■ TASK DETAILS ■
Return each line containing the string "criticize".

* * * * *

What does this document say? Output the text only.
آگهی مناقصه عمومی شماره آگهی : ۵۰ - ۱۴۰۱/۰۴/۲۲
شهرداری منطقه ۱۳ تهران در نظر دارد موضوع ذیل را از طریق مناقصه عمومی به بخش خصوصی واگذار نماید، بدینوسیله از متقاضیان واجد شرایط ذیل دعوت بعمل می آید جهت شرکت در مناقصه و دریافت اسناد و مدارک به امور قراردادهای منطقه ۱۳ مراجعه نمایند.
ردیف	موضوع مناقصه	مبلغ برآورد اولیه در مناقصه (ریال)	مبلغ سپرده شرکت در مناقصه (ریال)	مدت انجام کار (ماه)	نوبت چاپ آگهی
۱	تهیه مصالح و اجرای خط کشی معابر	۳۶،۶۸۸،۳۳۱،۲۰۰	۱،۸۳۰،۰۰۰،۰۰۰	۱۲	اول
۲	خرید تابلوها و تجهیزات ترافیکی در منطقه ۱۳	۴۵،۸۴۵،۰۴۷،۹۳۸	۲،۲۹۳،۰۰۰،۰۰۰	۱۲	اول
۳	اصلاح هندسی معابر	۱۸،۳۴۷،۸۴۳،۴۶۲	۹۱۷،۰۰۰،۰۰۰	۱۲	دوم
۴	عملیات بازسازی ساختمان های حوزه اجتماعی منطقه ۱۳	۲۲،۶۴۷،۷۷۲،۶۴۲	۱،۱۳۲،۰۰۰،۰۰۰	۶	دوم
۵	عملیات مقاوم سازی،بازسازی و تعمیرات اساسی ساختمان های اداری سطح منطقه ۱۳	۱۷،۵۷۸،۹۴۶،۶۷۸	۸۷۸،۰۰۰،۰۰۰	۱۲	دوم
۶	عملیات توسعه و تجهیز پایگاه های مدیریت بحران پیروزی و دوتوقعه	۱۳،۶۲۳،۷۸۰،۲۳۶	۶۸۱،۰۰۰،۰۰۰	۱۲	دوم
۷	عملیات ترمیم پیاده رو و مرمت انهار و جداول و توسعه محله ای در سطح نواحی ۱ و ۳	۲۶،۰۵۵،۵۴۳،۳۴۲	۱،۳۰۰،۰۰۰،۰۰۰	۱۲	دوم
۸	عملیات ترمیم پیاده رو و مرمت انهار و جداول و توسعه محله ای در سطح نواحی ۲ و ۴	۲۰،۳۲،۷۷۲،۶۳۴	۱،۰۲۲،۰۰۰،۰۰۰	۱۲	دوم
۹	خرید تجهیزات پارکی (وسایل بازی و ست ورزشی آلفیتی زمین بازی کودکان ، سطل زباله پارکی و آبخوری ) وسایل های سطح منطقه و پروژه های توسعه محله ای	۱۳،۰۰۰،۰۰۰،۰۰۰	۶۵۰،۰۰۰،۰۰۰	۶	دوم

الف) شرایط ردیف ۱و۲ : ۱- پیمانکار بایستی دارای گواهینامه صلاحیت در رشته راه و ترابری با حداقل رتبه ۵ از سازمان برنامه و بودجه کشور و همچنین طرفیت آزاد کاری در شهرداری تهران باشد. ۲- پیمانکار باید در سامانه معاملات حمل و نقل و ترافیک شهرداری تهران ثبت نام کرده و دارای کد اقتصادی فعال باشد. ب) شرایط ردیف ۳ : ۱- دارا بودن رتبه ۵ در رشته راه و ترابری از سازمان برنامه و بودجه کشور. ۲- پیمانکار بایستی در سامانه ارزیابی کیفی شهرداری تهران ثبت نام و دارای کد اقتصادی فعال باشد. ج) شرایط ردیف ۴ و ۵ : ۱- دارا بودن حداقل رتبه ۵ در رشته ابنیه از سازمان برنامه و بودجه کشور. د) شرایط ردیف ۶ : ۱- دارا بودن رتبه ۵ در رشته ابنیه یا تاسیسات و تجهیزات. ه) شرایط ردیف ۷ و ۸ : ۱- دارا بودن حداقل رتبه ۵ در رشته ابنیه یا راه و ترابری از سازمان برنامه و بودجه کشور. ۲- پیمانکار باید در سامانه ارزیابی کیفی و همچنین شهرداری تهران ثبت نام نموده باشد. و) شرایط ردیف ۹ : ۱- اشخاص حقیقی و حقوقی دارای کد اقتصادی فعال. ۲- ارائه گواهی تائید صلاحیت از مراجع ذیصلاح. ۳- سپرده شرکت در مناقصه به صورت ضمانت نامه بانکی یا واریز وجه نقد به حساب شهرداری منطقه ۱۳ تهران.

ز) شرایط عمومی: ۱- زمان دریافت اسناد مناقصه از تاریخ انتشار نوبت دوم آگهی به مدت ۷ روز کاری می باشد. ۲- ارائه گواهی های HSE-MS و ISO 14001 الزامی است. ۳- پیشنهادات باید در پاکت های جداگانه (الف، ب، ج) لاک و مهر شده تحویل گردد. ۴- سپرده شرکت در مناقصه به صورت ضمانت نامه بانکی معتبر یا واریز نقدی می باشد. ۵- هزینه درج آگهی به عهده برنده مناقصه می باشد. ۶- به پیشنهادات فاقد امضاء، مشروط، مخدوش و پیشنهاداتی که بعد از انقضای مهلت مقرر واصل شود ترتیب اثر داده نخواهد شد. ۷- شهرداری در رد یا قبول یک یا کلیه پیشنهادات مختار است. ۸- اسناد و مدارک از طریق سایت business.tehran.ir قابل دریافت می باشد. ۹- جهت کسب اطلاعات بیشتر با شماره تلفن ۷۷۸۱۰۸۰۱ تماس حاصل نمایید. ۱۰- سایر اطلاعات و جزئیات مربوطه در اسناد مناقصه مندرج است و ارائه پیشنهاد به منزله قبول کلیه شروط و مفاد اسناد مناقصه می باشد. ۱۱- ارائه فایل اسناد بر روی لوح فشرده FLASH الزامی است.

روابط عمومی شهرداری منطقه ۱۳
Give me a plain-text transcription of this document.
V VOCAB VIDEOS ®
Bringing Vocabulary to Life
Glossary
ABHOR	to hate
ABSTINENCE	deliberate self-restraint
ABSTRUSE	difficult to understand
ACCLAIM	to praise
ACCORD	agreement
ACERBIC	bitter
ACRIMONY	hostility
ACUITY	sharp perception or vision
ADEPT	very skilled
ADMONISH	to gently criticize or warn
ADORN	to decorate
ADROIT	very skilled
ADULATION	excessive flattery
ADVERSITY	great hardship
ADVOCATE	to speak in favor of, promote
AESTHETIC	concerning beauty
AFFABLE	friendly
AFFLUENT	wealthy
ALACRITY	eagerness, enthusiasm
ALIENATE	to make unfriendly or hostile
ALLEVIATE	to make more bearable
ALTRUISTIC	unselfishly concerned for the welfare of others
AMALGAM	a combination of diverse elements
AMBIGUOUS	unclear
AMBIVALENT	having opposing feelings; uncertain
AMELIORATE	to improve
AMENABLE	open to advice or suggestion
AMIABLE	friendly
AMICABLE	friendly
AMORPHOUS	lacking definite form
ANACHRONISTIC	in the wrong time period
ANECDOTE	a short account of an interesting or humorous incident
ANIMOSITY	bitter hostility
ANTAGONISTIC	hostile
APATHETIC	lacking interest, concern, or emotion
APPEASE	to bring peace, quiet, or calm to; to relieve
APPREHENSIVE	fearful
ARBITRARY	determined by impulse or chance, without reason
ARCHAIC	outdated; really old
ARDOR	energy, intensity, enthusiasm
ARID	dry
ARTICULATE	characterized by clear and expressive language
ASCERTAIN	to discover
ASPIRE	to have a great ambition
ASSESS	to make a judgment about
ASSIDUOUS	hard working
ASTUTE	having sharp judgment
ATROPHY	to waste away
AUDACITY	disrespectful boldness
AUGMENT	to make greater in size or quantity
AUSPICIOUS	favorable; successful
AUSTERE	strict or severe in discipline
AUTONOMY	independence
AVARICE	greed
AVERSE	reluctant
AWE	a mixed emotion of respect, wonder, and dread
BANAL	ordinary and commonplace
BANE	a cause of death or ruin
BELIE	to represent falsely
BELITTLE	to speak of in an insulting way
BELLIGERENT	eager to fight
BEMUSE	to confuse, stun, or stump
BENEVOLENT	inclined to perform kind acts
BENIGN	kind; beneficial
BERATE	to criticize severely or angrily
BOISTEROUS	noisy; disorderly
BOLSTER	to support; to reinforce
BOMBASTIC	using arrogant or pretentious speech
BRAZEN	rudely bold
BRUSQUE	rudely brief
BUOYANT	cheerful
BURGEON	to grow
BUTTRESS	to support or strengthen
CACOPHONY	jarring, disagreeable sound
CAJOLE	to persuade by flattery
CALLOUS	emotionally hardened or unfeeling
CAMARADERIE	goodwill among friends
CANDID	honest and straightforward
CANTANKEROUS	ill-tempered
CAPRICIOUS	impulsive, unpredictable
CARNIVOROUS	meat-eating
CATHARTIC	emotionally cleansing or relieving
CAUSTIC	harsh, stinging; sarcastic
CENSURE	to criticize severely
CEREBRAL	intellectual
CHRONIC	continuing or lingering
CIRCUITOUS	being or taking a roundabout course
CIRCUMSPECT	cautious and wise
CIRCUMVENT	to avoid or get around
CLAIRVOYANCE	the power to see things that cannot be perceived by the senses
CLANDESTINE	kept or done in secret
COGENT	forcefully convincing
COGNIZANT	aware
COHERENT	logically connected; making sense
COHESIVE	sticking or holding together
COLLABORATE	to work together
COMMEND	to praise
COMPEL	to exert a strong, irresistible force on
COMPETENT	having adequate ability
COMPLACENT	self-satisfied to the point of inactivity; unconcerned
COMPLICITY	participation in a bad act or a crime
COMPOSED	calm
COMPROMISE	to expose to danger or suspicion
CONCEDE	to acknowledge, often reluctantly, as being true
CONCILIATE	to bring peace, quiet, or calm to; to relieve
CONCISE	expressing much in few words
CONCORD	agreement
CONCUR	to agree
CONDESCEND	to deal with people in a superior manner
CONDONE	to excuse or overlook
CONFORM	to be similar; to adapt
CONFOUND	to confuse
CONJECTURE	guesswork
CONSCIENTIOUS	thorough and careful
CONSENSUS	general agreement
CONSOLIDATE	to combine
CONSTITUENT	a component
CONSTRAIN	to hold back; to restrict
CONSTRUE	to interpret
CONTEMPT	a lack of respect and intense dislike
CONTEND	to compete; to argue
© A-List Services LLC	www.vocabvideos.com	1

* * * * *

■ ANSWER BELOW ■
ADMONISH	to gently criticize or warn
BERATE	to criticize severely or angrily
CENSURE	to criticize severely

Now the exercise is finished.